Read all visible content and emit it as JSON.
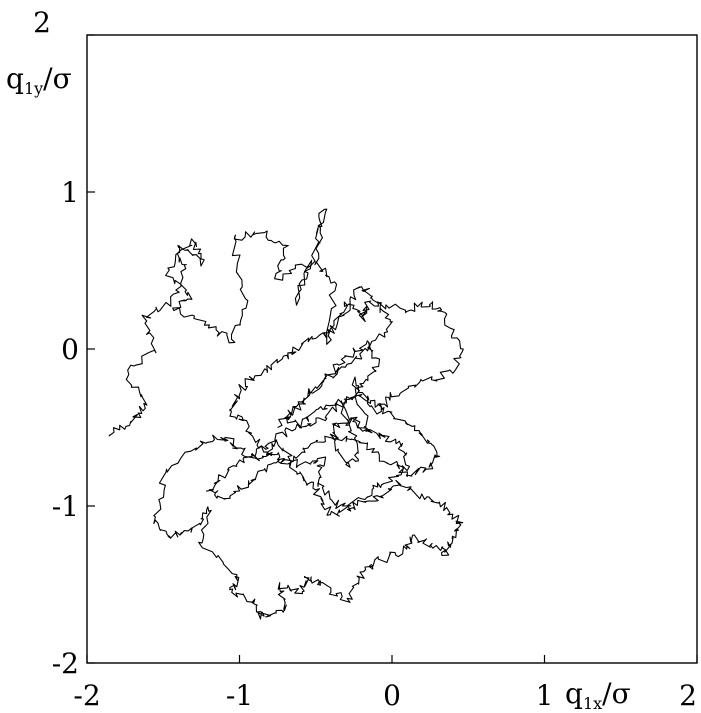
{
  "chart_data": {
    "type": "line",
    "xlabel": "q1x/σ",
    "ylabel": "q1y/σ",
    "xlim": [
      -2,
      2
    ],
    "ylim": [
      -2,
      2
    ],
    "grid": false,
    "x_ticks": [
      -2,
      -1,
      0,
      1,
      2
    ],
    "y_ticks": [
      -2,
      -1,
      0,
      1,
      2
    ],
    "x_tick_labels": [
      "-2",
      "-1",
      "0",
      "1",
      "2"
    ],
    "y_tick_labels": [
      "-2",
      "-1",
      "0",
      "1",
      "2"
    ],
    "series": [
      {
        "color": "#000000",
        "description": "single erratic trajectory in the (q1x, q1y) plane",
        "x": [
          -1.85,
          -1.7,
          -1.6,
          -1.75,
          -1.55,
          -1.62,
          -1.45,
          -1.35,
          -1.4,
          -1.25,
          -1.3,
          -1.48,
          -1.32,
          -1.42,
          -1.2,
          -1.05,
          -0.95,
          -1.05,
          -0.85,
          -0.7,
          -0.75,
          -0.55,
          -0.62,
          -0.48,
          -0.45,
          -0.5,
          -0.38,
          -0.42,
          -0.3,
          -0.2,
          -0.15,
          0.1,
          0.25,
          0.35,
          0.45,
          0.4,
          0.2,
          0.0,
          -0.1,
          -0.25,
          -0.15,
          -0.35,
          -0.2,
          -0.3,
          -0.4,
          -0.25,
          -0.1,
          0.05,
          0.1,
          -0.05,
          -0.2,
          -0.35,
          -0.5,
          -0.45,
          -0.6,
          -0.75,
          -0.85,
          -1.0,
          -1.1,
          -1.25,
          -1.5,
          -1.55,
          -1.45,
          -1.3,
          -1.2,
          -1.25,
          -1.0,
          -1.05,
          -0.9,
          -0.85,
          -0.7,
          -0.75,
          -0.6,
          -0.55,
          -0.45,
          -0.3,
          -0.2,
          -0.1,
          0.05,
          0.15,
          0.25,
          0.35,
          0.4,
          0.45,
          0.35,
          0.2,
          0.05,
          -0.1,
          -0.25,
          -0.4,
          -0.5,
          -0.6,
          -0.72,
          -0.85,
          -0.95,
          -1.05,
          -1.0,
          -0.85,
          -0.7,
          -0.55,
          -0.4,
          -0.3,
          -0.2,
          -0.1,
          0.0,
          -0.15,
          -0.3,
          -0.45,
          -0.6,
          -0.7,
          -0.55,
          -0.4,
          -0.25,
          -0.1,
          0.05,
          0.2,
          0.3,
          0.25,
          0.1,
          -0.05,
          -0.2,
          -0.35,
          -0.5,
          -0.65,
          -0.8,
          -0.95,
          -1.1,
          -1.2,
          -1.1,
          -0.95,
          -0.8,
          -0.65,
          -0.5,
          -0.35,
          -0.2,
          -0.1,
          -0.15,
          -0.3,
          -0.45,
          -0.6,
          -0.75
        ],
        "y": [
          -0.55,
          -0.45,
          -0.35,
          -0.15,
          0.0,
          0.2,
          0.3,
          0.5,
          0.65,
          0.55,
          0.7,
          0.5,
          0.35,
          0.25,
          0.15,
          0.05,
          0.3,
          0.7,
          0.75,
          0.65,
          0.45,
          0.55,
          0.3,
          0.7,
          0.9,
          0.55,
          0.4,
          0.05,
          0.3,
          0.2,
          0.3,
          0.25,
          0.3,
          0.2,
          0.0,
          -0.15,
          -0.2,
          -0.3,
          -0.4,
          -0.2,
          -0.55,
          -0.35,
          -0.65,
          -0.75,
          -0.5,
          -0.45,
          -0.55,
          -0.6,
          -0.75,
          -0.85,
          -0.95,
          -1.0,
          -0.85,
          -0.7,
          -0.75,
          -0.6,
          -0.7,
          -0.65,
          -0.55,
          -0.6,
          -0.8,
          -1.1,
          -1.2,
          -1.15,
          -1.0,
          -1.25,
          -1.45,
          -1.55,
          -1.6,
          -1.7,
          -1.65,
          -1.5,
          -1.55,
          -1.45,
          -1.5,
          -1.6,
          -1.45,
          -1.35,
          -1.3,
          -1.2,
          -1.25,
          -1.3,
          -1.2,
          -1.1,
          -1.0,
          -0.95,
          -0.85,
          -0.95,
          -1.0,
          -1.05,
          -0.9,
          -0.8,
          -0.7,
          -0.65,
          -0.5,
          -0.4,
          -0.25,
          -0.15,
          -0.05,
          0.05,
          0.1,
          0.25,
          0.4,
          0.3,
          0.15,
          0.0,
          -0.1,
          -0.2,
          -0.35,
          -0.45,
          -0.5,
          -0.4,
          -0.3,
          -0.35,
          -0.45,
          -0.55,
          -0.65,
          -0.75,
          -0.8,
          -0.7,
          -0.6,
          -0.55,
          -0.6,
          -0.7,
          -0.75,
          -0.85,
          -0.95,
          -0.9,
          -0.8,
          -0.7,
          -0.6,
          -0.5,
          -0.4,
          -0.35,
          -0.25,
          -0.1,
          0.05,
          -0.05,
          -0.2,
          -0.35,
          -0.5
        ]
      }
    ]
  }
}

•••••

Task prompt >> Write every entry out again exactly, dropping the pictures.

Written solution >>
Read all visible content and emit it as JSON.
{
  "chart_data": {
    "type": "line",
    "xlabel": "q1x/σ",
    "ylabel": "q1y/σ",
    "xlim": [
      -2,
      2
    ],
    "ylim": [
      -2,
      2
    ],
    "grid": false,
    "x_ticks": [
      -2,
      -1,
      0,
      1,
      2
    ],
    "y_ticks": [
      -2,
      -1,
      0,
      1,
      2
    ],
    "x_tick_labels": [
      "-2",
      "-1",
      "0",
      "1",
      "2"
    ],
    "y_tick_labels": [
      "-2",
      "-1",
      "0",
      "1",
      "2"
    ],
    "series": [
      {
        "color": "#000000",
        "description": "single erratic trajectory in the (q1x, q1y) plane",
        "x": [
          -1.85,
          -1.7,
          -1.6,
          -1.75,
          -1.55,
          -1.62,
          -1.45,
          -1.35,
          -1.4,
          -1.25,
          -1.3,
          -1.48,
          -1.32,
          -1.42,
          -1.2,
          -1.05,
          -0.95,
          -1.05,
          -0.85,
          -0.7,
          -0.75,
          -0.55,
          -0.62,
          -0.48,
          -0.45,
          -0.5,
          -0.38,
          -0.42,
          -0.3,
          -0.2,
          -0.15,
          0.1,
          0.25,
          0.35,
          0.45,
          0.4,
          0.2,
          0.0,
          -0.1,
          -0.25,
          -0.15,
          -0.35,
          -0.2,
          -0.3,
          -0.4,
          -0.25,
          -0.1,
          0.05,
          0.1,
          -0.05,
          -0.2,
          -0.35,
          -0.5,
          -0.45,
          -0.6,
          -0.75,
          -0.85,
          -1.0,
          -1.1,
          -1.25,
          -1.5,
          -1.55,
          -1.45,
          -1.3,
          -1.2,
          -1.25,
          -1.0,
          -1.05,
          -0.9,
          -0.85,
          -0.7,
          -0.75,
          -0.6,
          -0.55,
          -0.45,
          -0.3,
          -0.2,
          -0.1,
          0.05,
          0.15,
          0.25,
          0.35,
          0.4,
          0.45,
          0.35,
          0.2,
          0.05,
          -0.1,
          -0.25,
          -0.4,
          -0.5,
          -0.6,
          -0.72,
          -0.85,
          -0.95,
          -1.05,
          -1.0,
          -0.85,
          -0.7,
          -0.55,
          -0.4,
          -0.3,
          -0.2,
          -0.1,
          0.0,
          -0.15,
          -0.3,
          -0.45,
          -0.6,
          -0.7,
          -0.55,
          -0.4,
          -0.25,
          -0.1,
          0.05,
          0.2,
          0.3,
          0.25,
          0.1,
          -0.05,
          -0.2,
          -0.35,
          -0.5,
          -0.65,
          -0.8,
          -0.95,
          -1.1,
          -1.2,
          -1.1,
          -0.95,
          -0.8,
          -0.65,
          -0.5,
          -0.35,
          -0.2,
          -0.1,
          -0.15,
          -0.3,
          -0.45,
          -0.6,
          -0.75
        ],
        "y": [
          -0.55,
          -0.45,
          -0.35,
          -0.15,
          0.0,
          0.2,
          0.3,
          0.5,
          0.65,
          0.55,
          0.7,
          0.5,
          0.35,
          0.25,
          0.15,
          0.05,
          0.3,
          0.7,
          0.75,
          0.65,
          0.45,
          0.55,
          0.3,
          0.7,
          0.9,
          0.55,
          0.4,
          0.05,
          0.3,
          0.2,
          0.3,
          0.25,
          0.3,
          0.2,
          0.0,
          -0.15,
          -0.2,
          -0.3,
          -0.4,
          -0.2,
          -0.55,
          -0.35,
          -0.65,
          -0.75,
          -0.5,
          -0.45,
          -0.55,
          -0.6,
          -0.75,
          -0.85,
          -0.95,
          -1.0,
          -0.85,
          -0.7,
          -0.75,
          -0.6,
          -0.7,
          -0.65,
          -0.55,
          -0.6,
          -0.8,
          -1.1,
          -1.2,
          -1.15,
          -1.0,
          -1.25,
          -1.45,
          -1.55,
          -1.6,
          -1.7,
          -1.65,
          -1.5,
          -1.55,
          -1.45,
          -1.5,
          -1.6,
          -1.45,
          -1.35,
          -1.3,
          -1.2,
          -1.25,
          -1.3,
          -1.2,
          -1.1,
          -1.0,
          -0.95,
          -0.85,
          -0.95,
          -1.0,
          -1.05,
          -0.9,
          -0.8,
          -0.7,
          -0.65,
          -0.5,
          -0.4,
          -0.25,
          -0.15,
          -0.05,
          0.05,
          0.1,
          0.25,
          0.4,
          0.3,
          0.15,
          0.0,
          -0.1,
          -0.2,
          -0.35,
          -0.45,
          -0.5,
          -0.4,
          -0.3,
          -0.35,
          -0.45,
          -0.55,
          -0.65,
          -0.75,
          -0.8,
          -0.7,
          -0.6,
          -0.55,
          -0.6,
          -0.7,
          -0.75,
          -0.85,
          -0.95,
          -0.9,
          -0.8,
          -0.7,
          -0.6,
          -0.5,
          -0.4,
          -0.35,
          -0.25,
          -0.1,
          0.05,
          -0.05,
          -0.2,
          -0.35,
          -0.5
        ]
      }
    ]
  }
}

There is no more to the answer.